[Required task]
Below are the records. Reproduce exactly the lines from the one containing "Read the values" through the final line, and omit any pictures.

▼

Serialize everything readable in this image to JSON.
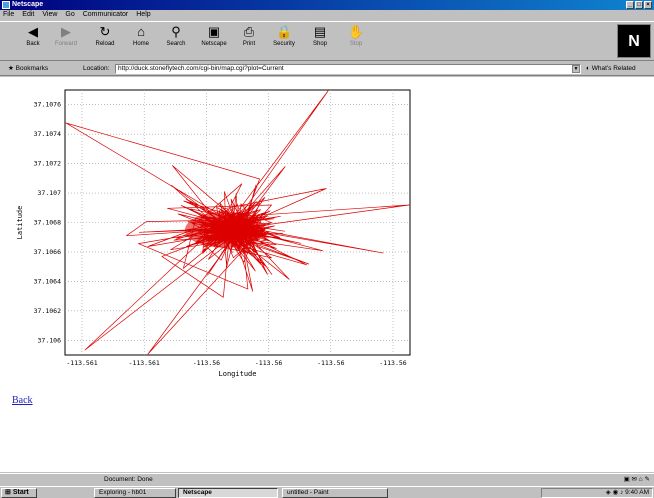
{
  "window": {
    "title": "Netscape"
  },
  "menu": [
    "File",
    "Edit",
    "View",
    "Go",
    "Communicator",
    "Help"
  ],
  "toolbar": [
    {
      "label": "Back",
      "icon": "back-arrow-icon",
      "glyph": "◀",
      "enabled": true
    },
    {
      "label": "Forward",
      "icon": "forward-arrow-icon",
      "glyph": "▶",
      "enabled": false
    },
    {
      "label": "Reload",
      "icon": "reload-icon",
      "glyph": "↻",
      "enabled": true
    },
    {
      "label": "Home",
      "icon": "home-icon",
      "glyph": "⌂",
      "enabled": true
    },
    {
      "label": "Search",
      "icon": "search-icon",
      "glyph": "⚲",
      "enabled": true
    },
    {
      "label": "Netscape",
      "icon": "netscape-icon",
      "glyph": "▣",
      "enabled": true
    },
    {
      "label": "Print",
      "icon": "print-icon",
      "glyph": "⎙",
      "enabled": true
    },
    {
      "label": "Security",
      "icon": "lock-icon",
      "glyph": "🔒",
      "enabled": true
    },
    {
      "label": "Shop",
      "icon": "shop-icon",
      "glyph": "▤",
      "enabled": true
    },
    {
      "label": "Stop",
      "icon": "stop-icon",
      "glyph": "✋",
      "enabled": false
    }
  ],
  "location": {
    "bookmarks_label": "Bookmarks",
    "location_label": "Location:",
    "url": "http://duck.stoneflytech.com/cgi-bin/map.cgi?plot=Current",
    "related_label": "What's Related"
  },
  "back_link": "Back",
  "status": {
    "text": "Document: Done"
  },
  "taskbar": {
    "start_label": "Start",
    "tasks": [
      {
        "label": "Exploring - hb01",
        "active": false
      },
      {
        "label": "Netscape",
        "active": true
      },
      {
        "label": "untitled - Paint",
        "active": false
      }
    ],
    "clock": "9:40 AM"
  },
  "chart_data": {
    "type": "line",
    "title": "",
    "xlabel": "Longitude",
    "ylabel": "Latitude",
    "x_ticks": [
      "-113.561",
      "-113.561",
      "-113.56",
      "-113.56",
      "-113.56",
      "-113.56"
    ],
    "y_ticks": [
      "37.106",
      "37.1062",
      "37.1064",
      "37.1066",
      "37.1068",
      "37.107",
      "37.1072",
      "37.1074",
      "37.1076"
    ],
    "ylim": [
      37.1059,
      37.1077
    ],
    "grid": true,
    "series_color": "#dd0000",
    "series": [
      {
        "name": "",
        "note": "dense red track centred near lat 37.10675",
        "y_center": 37.10675,
        "y_spread": 0.0008
      }
    ]
  }
}
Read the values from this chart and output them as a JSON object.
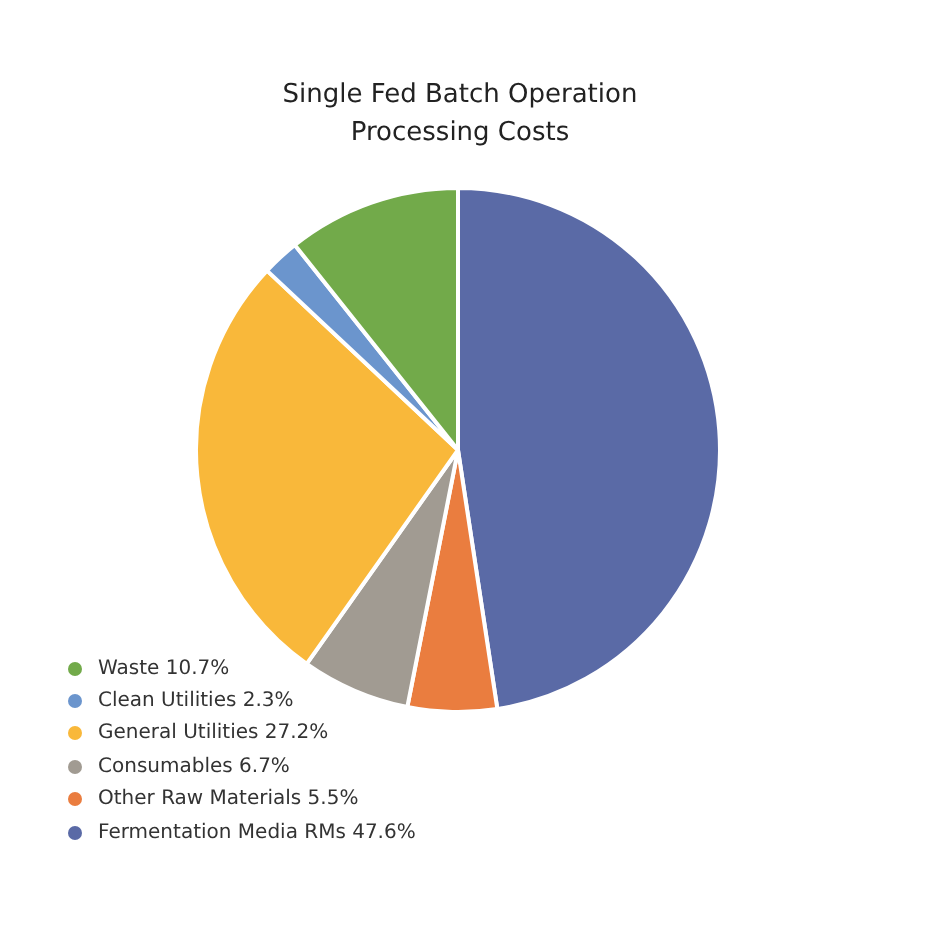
{
  "chart_data": {
    "type": "pie",
    "title": "Single Fed Batch Operation Processing Costs",
    "categories": [
      "Waste 10.7%",
      "Clean Utilities 2.3%",
      "General Utilities 27.2%",
      "Consumables 6.7%",
      "Other Raw Materials 5.5%",
      "Fermentation Media RMs 47.6%"
    ],
    "values": [
      10.7,
      2.3,
      27.2,
      6.7,
      5.5,
      47.6
    ],
    "colors": [
      "#72aa4a",
      "#6b95cd",
      "#f9b83a",
      "#a19b92",
      "#ea7d3f",
      "#5a6aa6"
    ],
    "legend": "bottom left"
  }
}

▲

[Result of this task]
Read the values from this chart and output them as a JSON object.
{
  "chart_data": {
    "type": "pie",
    "title": "Single Fed Batch Operation Processing Costs",
    "categories": [
      "Waste 10.7%",
      "Clean Utilities 2.3%",
      "General Utilities 27.2%",
      "Consumables 6.7%",
      "Other Raw Materials 5.5%",
      "Fermentation Media RMs 47.6%"
    ],
    "values": [
      10.7,
      2.3,
      27.2,
      6.7,
      5.5,
      47.6
    ],
    "colors": [
      "#72aa4a",
      "#6b95cd",
      "#f9b83a",
      "#a19b92",
      "#ea7d3f",
      "#5a6aa6"
    ],
    "legend": "bottom left"
  }
}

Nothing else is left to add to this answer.